• DIRECTIONS: Report how many lines contain "title". Give the number and nothing else.

• • •

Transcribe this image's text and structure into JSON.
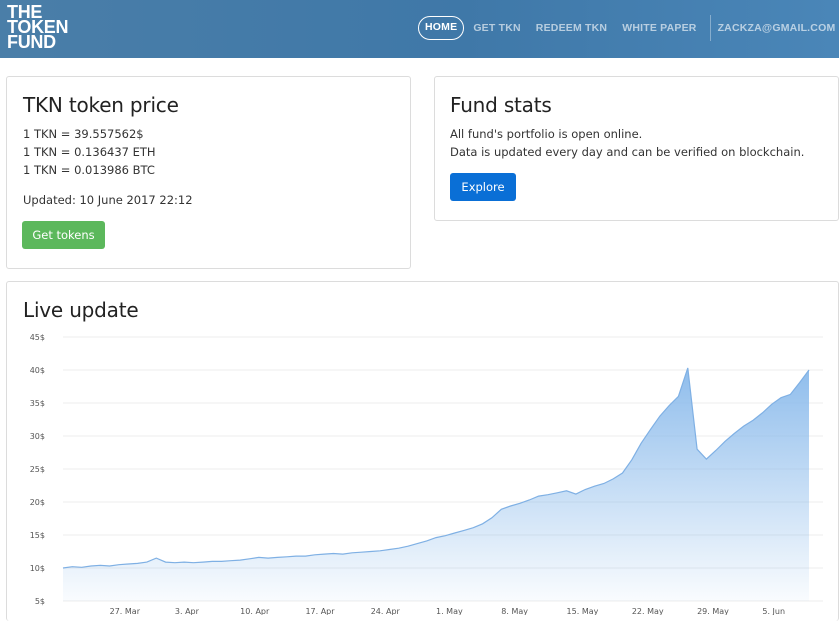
{
  "brand": {
    "logo_lines": [
      "THE",
      "TOKEN",
      "FUND"
    ]
  },
  "nav": {
    "items": [
      {
        "label": "HOME",
        "active": true
      },
      {
        "label": "GET TKN",
        "active": false
      },
      {
        "label": "REDEEM TKN",
        "active": false
      },
      {
        "label": "WHITE PAPER",
        "active": false
      }
    ],
    "user": "ZACKZA@GMAIL.COM"
  },
  "price_card": {
    "title": "TKN token price",
    "lines": [
      "1 TKN = 39.557562$",
      "1 TKN = 0.136437 ETH",
      "1 TKN = 0.013986 BTC"
    ],
    "updated": "Updated: 10 June 2017 22:12",
    "button": "Get tokens"
  },
  "stats_card": {
    "title": "Fund stats",
    "lines": [
      "All fund's portfolio is open online.",
      "Data is updated every day and can be verified on blockchain."
    ],
    "button": "Explore"
  },
  "live_card": {
    "title": "Live update"
  },
  "colors": {
    "nav": "#4a7ea8",
    "green": "#5cb85c",
    "blue": "#0a6fd6",
    "area": "#8fbdec"
  },
  "chart_data": {
    "type": "area",
    "title": "Live update",
    "ylim": [
      5,
      45
    ],
    "y_ticks": [
      "45$",
      "40$",
      "35$",
      "30$",
      "25$",
      "20$",
      "15$",
      "10$",
      "5$"
    ],
    "x_ticks": [
      "27. Mar",
      "3. Apr",
      "10. Apr",
      "17. Apr",
      "24. Apr",
      "1. May",
      "8. May",
      "15. May",
      "22. May",
      "29. May",
      "5. Jun"
    ],
    "grid": true,
    "series": [
      {
        "x": [
          "2017-03-22",
          "2017-03-23",
          "2017-03-24",
          "2017-03-25",
          "2017-03-26",
          "2017-03-27",
          "2017-03-28",
          "2017-03-29",
          "2017-03-30",
          "2017-03-31",
          "2017-04-01",
          "2017-04-02",
          "2017-04-03",
          "2017-04-04",
          "2017-04-05",
          "2017-04-06",
          "2017-04-07",
          "2017-04-08",
          "2017-04-09",
          "2017-04-10",
          "2017-04-11",
          "2017-04-12",
          "2017-04-13",
          "2017-04-14",
          "2017-04-15",
          "2017-04-16",
          "2017-04-17",
          "2017-04-18",
          "2017-04-19",
          "2017-04-20",
          "2017-04-21",
          "2017-04-22",
          "2017-04-23",
          "2017-04-24",
          "2017-04-25",
          "2017-04-26",
          "2017-04-27",
          "2017-04-28",
          "2017-04-29",
          "2017-04-30",
          "2017-05-01",
          "2017-05-02",
          "2017-05-03",
          "2017-05-04",
          "2017-05-05",
          "2017-05-06",
          "2017-05-07",
          "2017-05-08",
          "2017-05-09",
          "2017-05-10",
          "2017-05-11",
          "2017-05-12",
          "2017-05-13",
          "2017-05-14",
          "2017-05-15",
          "2017-05-16",
          "2017-05-17",
          "2017-05-18",
          "2017-05-19",
          "2017-05-20",
          "2017-05-21",
          "2017-05-22",
          "2017-05-23",
          "2017-05-24",
          "2017-05-25",
          "2017-05-26",
          "2017-05-27",
          "2017-05-28",
          "2017-05-29",
          "2017-05-30",
          "2017-05-31",
          "2017-06-01",
          "2017-06-02",
          "2017-06-03",
          "2017-06-04",
          "2017-06-05",
          "2017-06-06",
          "2017-06-07",
          "2017-06-08",
          "2017-06-09",
          "2017-06-10"
        ],
        "y": [
          10.0,
          10.2,
          10.1,
          10.3,
          10.4,
          10.3,
          10.5,
          10.6,
          10.7,
          10.9,
          11.5,
          10.9,
          10.8,
          10.9,
          10.8,
          10.9,
          11.0,
          11.0,
          11.1,
          11.2,
          11.4,
          11.6,
          11.5,
          11.6,
          11.7,
          11.8,
          11.8,
          12.0,
          12.1,
          12.2,
          12.1,
          12.3,
          12.4,
          12.5,
          12.6,
          12.8,
          13.0,
          13.3,
          13.7,
          14.1,
          14.6,
          14.9,
          15.3,
          15.7,
          16.1,
          16.7,
          17.6,
          18.9,
          19.4,
          19.8,
          20.3,
          20.9,
          21.1,
          21.4,
          21.7,
          21.2,
          21.9,
          22.4,
          22.8,
          23.5,
          24.4,
          26.4,
          28.9,
          31.0,
          33.0,
          34.6,
          36.0,
          40.3,
          28.0,
          26.5,
          27.8,
          29.2,
          30.4,
          31.5,
          32.4,
          33.5,
          34.8,
          35.8,
          36.3,
          38.1,
          40.0
        ]
      }
    ]
  }
}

• • •

• REPLY: 4